══ Excerpted data ══
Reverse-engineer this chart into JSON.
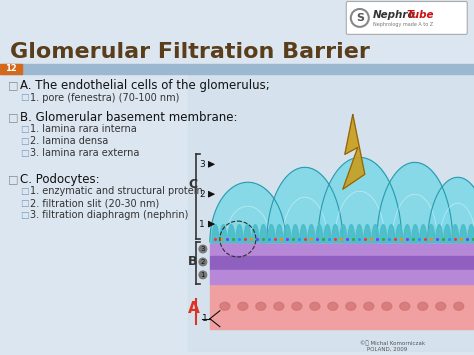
{
  "title": "Glomerular Filtration Barrier",
  "title_color": "#5A3E1B",
  "bg_color": "#dce6f0",
  "slide_number": "12",
  "header_bar_color": "#9BB8D0",
  "slide_num_color": "#D4691E",
  "section_A_header": "A. The endothelial cells of the glomerulus;",
  "section_A_items": [
    "1. pore (fenestra) (70-100 nm)"
  ],
  "section_B_header": "B. Glomerular basement membrane:",
  "section_B_items": [
    "1. lamina rara interna",
    "2. lamina densa",
    "3. lamina rara externa"
  ],
  "section_C_header": "C. Podocytes:",
  "section_C_items": [
    "1. enzymatic and structural protein",
    "2. filtration slit (20-30 nm)",
    "3. filtration diaphragm (nephrin)"
  ],
  "logo_box_color": "#ffffff",
  "nephro_color": "#333333",
  "tube_color": "#cc1111",
  "teal_light": "#7ED8E8",
  "teal_mid": "#4BBCC8",
  "teal_dark": "#2A9AAA",
  "purple_light": "#C890E0",
  "purple_mid": "#B070D0",
  "purple_dark": "#8050A0",
  "pink_color": "#F0A0A0",
  "gold_color": "#C8A020"
}
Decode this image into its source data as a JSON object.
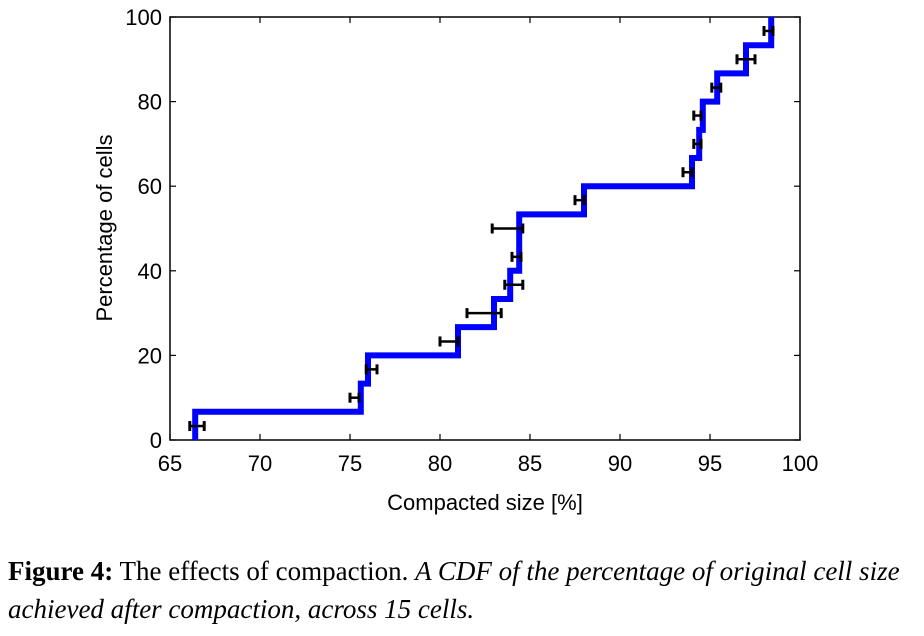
{
  "chart_data": {
    "type": "line",
    "style": "step",
    "xlabel": "Compacted size [%]",
    "ylabel": "Percentage of cells",
    "xlim": [
      65,
      100
    ],
    "ylim": [
      0,
      100
    ],
    "xticks": [
      65,
      70,
      75,
      80,
      85,
      90,
      95,
      100
    ],
    "yticks": [
      0,
      20,
      40,
      60,
      80,
      100
    ],
    "grid": false,
    "line_color": "#0000ff",
    "errorbar_color": "#000000",
    "cdf_x": [
      66.4,
      75.6,
      76.0,
      81.0,
      83.0,
      83.9,
      84.4,
      88.0,
      94.0,
      94.4,
      94.6,
      95.4,
      97.0,
      98.4
    ],
    "cdf_y": [
      6.67,
      13.33,
      20.0,
      26.67,
      33.33,
      40.0,
      53.33,
      60.0,
      66.67,
      73.33,
      80.0,
      86.67,
      93.33,
      100.0
    ],
    "error_bars": [
      {
        "y": 3.3,
        "xmin": 66.1,
        "xmax": 66.9
      },
      {
        "y": 10.0,
        "xmin": 75.0,
        "xmax": 75.5
      },
      {
        "y": 16.7,
        "xmin": 75.9,
        "xmax": 76.5
      },
      {
        "y": 23.3,
        "xmin": 80.0,
        "xmax": 81.0
      },
      {
        "y": 30.0,
        "xmin": 81.5,
        "xmax": 83.4
      },
      {
        "y": 36.7,
        "xmin": 83.6,
        "xmax": 84.6
      },
      {
        "y": 43.3,
        "xmin": 84.0,
        "xmax": 84.5
      },
      {
        "y": 50.0,
        "xmin": 82.9,
        "xmax": 84.6
      },
      {
        "y": 56.7,
        "xmin": 87.5,
        "xmax": 88.0
      },
      {
        "y": 63.3,
        "xmin": 93.5,
        "xmax": 94.0
      },
      {
        "y": 70.0,
        "xmin": 94.1,
        "xmax": 94.5
      },
      {
        "y": 76.7,
        "xmin": 94.1,
        "xmax": 94.5
      },
      {
        "y": 83.3,
        "xmin": 95.1,
        "xmax": 95.6
      },
      {
        "y": 90.0,
        "xmin": 96.5,
        "xmax": 97.5
      },
      {
        "y": 96.7,
        "xmin": 98.0,
        "xmax": 98.5
      }
    ]
  },
  "caption": {
    "label": "Figure 4:",
    "text": " The effects of compaction. ",
    "italic": "A CDF of the percentage of original cell size achieved after compaction, across 15 cells."
  }
}
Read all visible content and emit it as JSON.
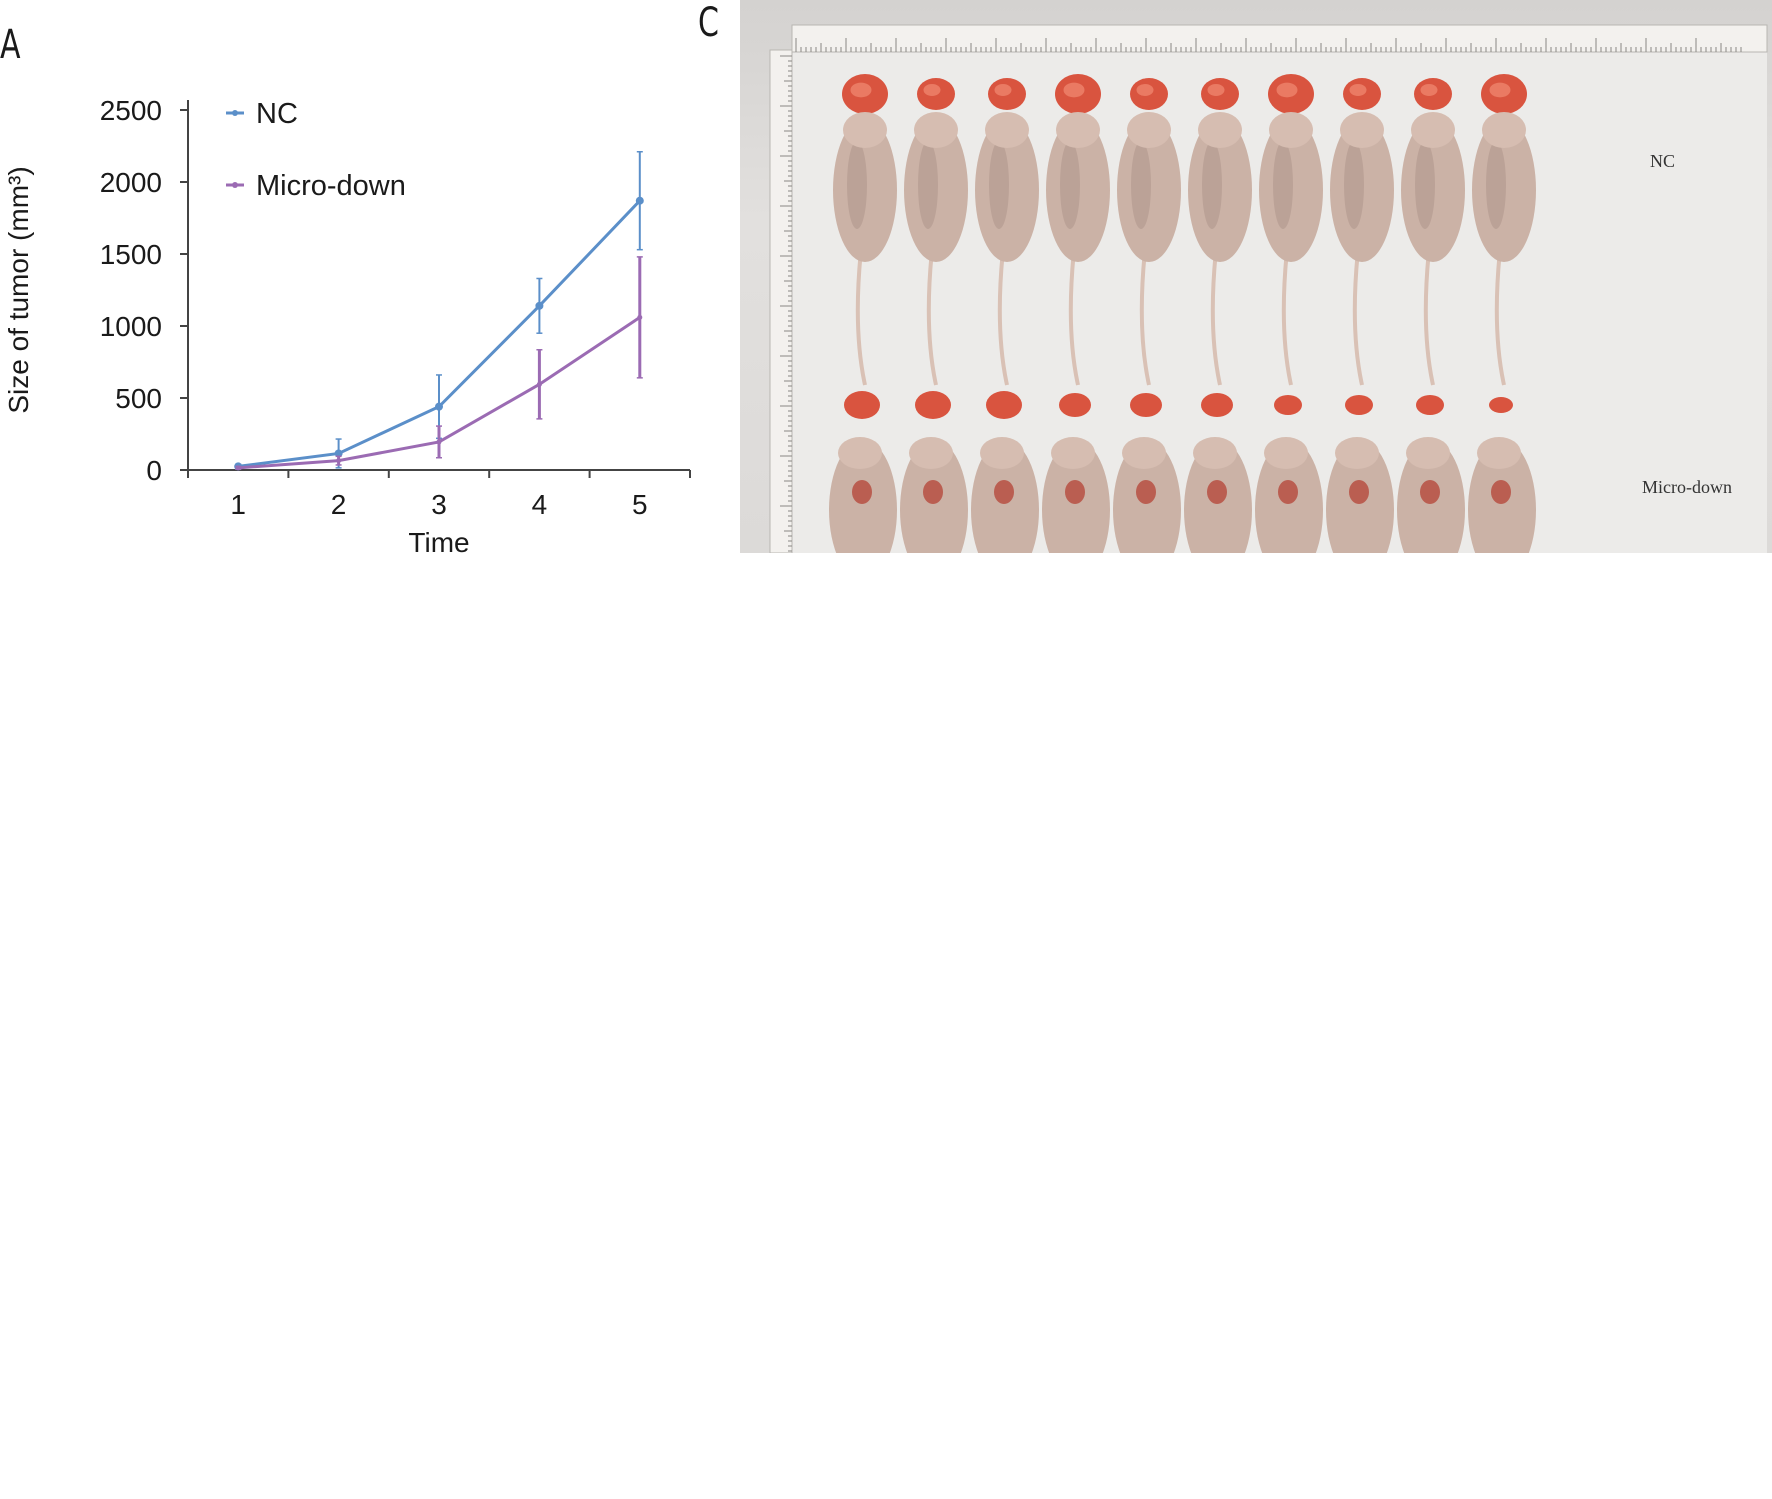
{
  "panels": {
    "a_label": "A",
    "c_label": "C"
  },
  "chart_data": {
    "type": "line",
    "x": [
      1,
      2,
      3,
      4,
      5
    ],
    "xlabel": "Time",
    "ylabel": "Size of tumor (mm³)",
    "ylim": [
      0,
      2500
    ],
    "yticks": [
      0,
      500,
      1000,
      1500,
      2000,
      2500
    ],
    "xticks": [
      1,
      2,
      3,
      4,
      5
    ],
    "grid": false,
    "legend_position": "top-left",
    "series": [
      {
        "name": "NC",
        "color": "#5b8fc9",
        "values": [
          25,
          115,
          440,
          1140,
          1870
        ],
        "errors": [
          15,
          100,
          220,
          190,
          340
        ]
      },
      {
        "name": "Micro-down",
        "color": "#9b6bb3",
        "values": [
          15,
          65,
          195,
          595,
          1060
        ],
        "errors": [
          10,
          30,
          110,
          240,
          420
        ]
      }
    ]
  },
  "photo": {
    "description_labels": {
      "top_row": "NC",
      "bottom_row": "Micro-down"
    },
    "colors": {
      "tumor": "#d9543f",
      "mouse": "#cbb2a6",
      "mouse_shadow": "#a98f84",
      "ruler": "#f3f1ee"
    },
    "top_tumor_count": 10,
    "bottom_tumor_count": 10,
    "mouse_count": 10
  }
}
═══
§ **Instructions to follow**:
Note every line in the material with "lamina" and copy it.

§ **Response to this exercise**:
    "1. lamina rara interna",
    "2. lamina densa",
    "3. lamina rara externa"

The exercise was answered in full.